▶ The problem
State how many lines contain the string "Call", and write nothing else.

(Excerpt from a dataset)
• • • • • • •

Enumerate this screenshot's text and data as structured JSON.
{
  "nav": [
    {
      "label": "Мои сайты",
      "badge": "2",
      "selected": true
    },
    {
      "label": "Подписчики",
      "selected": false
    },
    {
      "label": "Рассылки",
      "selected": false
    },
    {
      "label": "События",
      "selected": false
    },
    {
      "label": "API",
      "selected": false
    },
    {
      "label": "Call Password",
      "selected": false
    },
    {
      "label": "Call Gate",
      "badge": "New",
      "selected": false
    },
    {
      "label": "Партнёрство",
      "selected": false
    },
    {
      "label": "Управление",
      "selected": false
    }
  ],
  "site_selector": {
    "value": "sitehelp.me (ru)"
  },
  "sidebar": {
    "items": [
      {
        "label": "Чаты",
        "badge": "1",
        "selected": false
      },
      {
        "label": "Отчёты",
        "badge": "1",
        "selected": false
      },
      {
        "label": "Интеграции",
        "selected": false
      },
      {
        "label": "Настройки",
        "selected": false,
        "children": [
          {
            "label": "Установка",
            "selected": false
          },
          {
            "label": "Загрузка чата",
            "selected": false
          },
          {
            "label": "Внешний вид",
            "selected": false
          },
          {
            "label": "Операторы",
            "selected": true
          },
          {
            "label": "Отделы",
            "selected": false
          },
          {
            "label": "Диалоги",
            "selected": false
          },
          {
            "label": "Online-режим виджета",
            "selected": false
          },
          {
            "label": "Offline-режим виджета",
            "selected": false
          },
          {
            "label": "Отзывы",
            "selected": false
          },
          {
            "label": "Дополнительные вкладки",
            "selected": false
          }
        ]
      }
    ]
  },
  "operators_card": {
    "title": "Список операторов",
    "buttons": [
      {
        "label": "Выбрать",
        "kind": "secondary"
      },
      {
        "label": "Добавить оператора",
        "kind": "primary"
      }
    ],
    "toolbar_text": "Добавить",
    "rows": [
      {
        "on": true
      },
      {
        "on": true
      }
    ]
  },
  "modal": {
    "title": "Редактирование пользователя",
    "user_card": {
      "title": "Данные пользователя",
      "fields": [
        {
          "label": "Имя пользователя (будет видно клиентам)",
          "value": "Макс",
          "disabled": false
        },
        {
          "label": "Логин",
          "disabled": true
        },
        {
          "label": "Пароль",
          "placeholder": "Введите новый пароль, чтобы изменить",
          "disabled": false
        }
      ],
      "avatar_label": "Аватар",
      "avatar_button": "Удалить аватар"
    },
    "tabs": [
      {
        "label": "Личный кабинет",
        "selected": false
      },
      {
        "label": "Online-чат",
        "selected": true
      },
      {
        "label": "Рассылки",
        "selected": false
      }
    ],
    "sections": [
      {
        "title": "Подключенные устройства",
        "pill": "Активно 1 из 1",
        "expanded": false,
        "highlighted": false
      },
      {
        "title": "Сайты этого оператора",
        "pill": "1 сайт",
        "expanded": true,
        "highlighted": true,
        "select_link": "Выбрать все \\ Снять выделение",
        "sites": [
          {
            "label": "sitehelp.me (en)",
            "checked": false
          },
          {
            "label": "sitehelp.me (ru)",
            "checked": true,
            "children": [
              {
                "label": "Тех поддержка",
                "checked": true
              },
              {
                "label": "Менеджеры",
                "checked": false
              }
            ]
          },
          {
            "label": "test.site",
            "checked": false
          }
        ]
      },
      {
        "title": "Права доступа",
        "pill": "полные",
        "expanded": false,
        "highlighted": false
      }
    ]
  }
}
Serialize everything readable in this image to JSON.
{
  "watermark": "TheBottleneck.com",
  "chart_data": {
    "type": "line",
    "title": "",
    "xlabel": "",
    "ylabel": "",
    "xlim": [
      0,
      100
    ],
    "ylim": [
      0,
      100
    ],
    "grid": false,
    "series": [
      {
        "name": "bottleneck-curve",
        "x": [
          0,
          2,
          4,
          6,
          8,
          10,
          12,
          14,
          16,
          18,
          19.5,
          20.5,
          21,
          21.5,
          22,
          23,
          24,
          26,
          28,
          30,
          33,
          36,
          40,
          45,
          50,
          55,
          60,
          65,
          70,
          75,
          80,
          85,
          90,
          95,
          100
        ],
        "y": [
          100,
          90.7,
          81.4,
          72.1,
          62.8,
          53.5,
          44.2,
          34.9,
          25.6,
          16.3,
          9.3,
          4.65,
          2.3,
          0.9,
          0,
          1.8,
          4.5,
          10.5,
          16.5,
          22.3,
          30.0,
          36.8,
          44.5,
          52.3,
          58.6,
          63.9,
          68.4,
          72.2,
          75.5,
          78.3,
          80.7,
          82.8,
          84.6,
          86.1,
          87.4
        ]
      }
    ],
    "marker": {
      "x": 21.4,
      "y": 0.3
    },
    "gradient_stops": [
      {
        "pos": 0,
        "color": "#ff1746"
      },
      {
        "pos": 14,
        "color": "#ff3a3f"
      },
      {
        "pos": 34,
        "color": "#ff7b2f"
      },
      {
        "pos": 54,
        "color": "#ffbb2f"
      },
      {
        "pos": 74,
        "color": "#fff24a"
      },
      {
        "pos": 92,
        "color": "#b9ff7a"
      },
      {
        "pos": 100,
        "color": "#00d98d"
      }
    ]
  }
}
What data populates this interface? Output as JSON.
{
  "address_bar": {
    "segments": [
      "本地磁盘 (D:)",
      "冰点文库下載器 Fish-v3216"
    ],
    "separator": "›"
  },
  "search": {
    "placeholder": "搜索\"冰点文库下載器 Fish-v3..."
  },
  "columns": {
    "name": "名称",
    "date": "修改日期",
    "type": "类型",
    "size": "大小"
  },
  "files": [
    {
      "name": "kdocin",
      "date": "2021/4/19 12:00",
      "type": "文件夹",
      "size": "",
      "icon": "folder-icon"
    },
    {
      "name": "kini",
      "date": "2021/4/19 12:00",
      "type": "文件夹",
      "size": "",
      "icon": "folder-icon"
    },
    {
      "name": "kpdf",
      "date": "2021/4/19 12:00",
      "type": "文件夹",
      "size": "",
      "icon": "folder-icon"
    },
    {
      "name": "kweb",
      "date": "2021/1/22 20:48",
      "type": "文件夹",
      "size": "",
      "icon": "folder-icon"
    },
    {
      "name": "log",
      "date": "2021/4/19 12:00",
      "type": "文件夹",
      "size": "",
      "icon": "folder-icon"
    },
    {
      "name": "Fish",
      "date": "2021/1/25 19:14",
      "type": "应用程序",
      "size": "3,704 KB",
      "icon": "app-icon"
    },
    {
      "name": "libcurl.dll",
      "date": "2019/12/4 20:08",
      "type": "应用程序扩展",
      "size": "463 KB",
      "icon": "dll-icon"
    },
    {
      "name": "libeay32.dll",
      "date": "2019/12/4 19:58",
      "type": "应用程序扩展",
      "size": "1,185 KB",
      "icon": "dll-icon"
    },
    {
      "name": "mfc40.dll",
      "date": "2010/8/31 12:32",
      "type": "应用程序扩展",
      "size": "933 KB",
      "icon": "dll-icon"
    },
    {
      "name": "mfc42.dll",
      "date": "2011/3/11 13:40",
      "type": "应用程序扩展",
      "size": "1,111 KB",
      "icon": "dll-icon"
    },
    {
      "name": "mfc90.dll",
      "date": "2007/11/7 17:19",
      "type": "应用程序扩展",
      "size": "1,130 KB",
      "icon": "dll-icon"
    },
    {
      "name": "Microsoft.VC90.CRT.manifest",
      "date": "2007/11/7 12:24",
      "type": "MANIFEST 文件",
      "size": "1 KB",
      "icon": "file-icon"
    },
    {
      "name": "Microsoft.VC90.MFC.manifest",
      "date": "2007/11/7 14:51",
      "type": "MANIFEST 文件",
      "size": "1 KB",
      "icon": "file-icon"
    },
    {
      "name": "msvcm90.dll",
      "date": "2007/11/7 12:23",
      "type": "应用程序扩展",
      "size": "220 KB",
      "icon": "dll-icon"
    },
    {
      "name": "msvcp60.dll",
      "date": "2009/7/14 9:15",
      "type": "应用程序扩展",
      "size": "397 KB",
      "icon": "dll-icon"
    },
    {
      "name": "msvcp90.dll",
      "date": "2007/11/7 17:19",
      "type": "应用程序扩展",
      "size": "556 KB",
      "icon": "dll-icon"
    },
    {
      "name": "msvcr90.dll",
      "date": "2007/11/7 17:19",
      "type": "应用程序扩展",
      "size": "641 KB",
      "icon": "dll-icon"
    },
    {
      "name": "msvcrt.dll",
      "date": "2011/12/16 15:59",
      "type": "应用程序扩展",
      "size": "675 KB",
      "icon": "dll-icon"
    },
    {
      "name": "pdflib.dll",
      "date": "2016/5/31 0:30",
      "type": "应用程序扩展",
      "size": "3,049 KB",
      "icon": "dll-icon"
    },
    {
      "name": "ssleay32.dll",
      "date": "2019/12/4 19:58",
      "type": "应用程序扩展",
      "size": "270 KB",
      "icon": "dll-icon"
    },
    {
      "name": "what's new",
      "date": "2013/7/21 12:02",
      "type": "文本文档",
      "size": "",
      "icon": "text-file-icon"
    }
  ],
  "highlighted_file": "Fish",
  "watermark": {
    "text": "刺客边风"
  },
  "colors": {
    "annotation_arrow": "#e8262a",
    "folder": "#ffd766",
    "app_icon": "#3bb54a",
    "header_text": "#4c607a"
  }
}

• • • • • • •

▶ Solution
2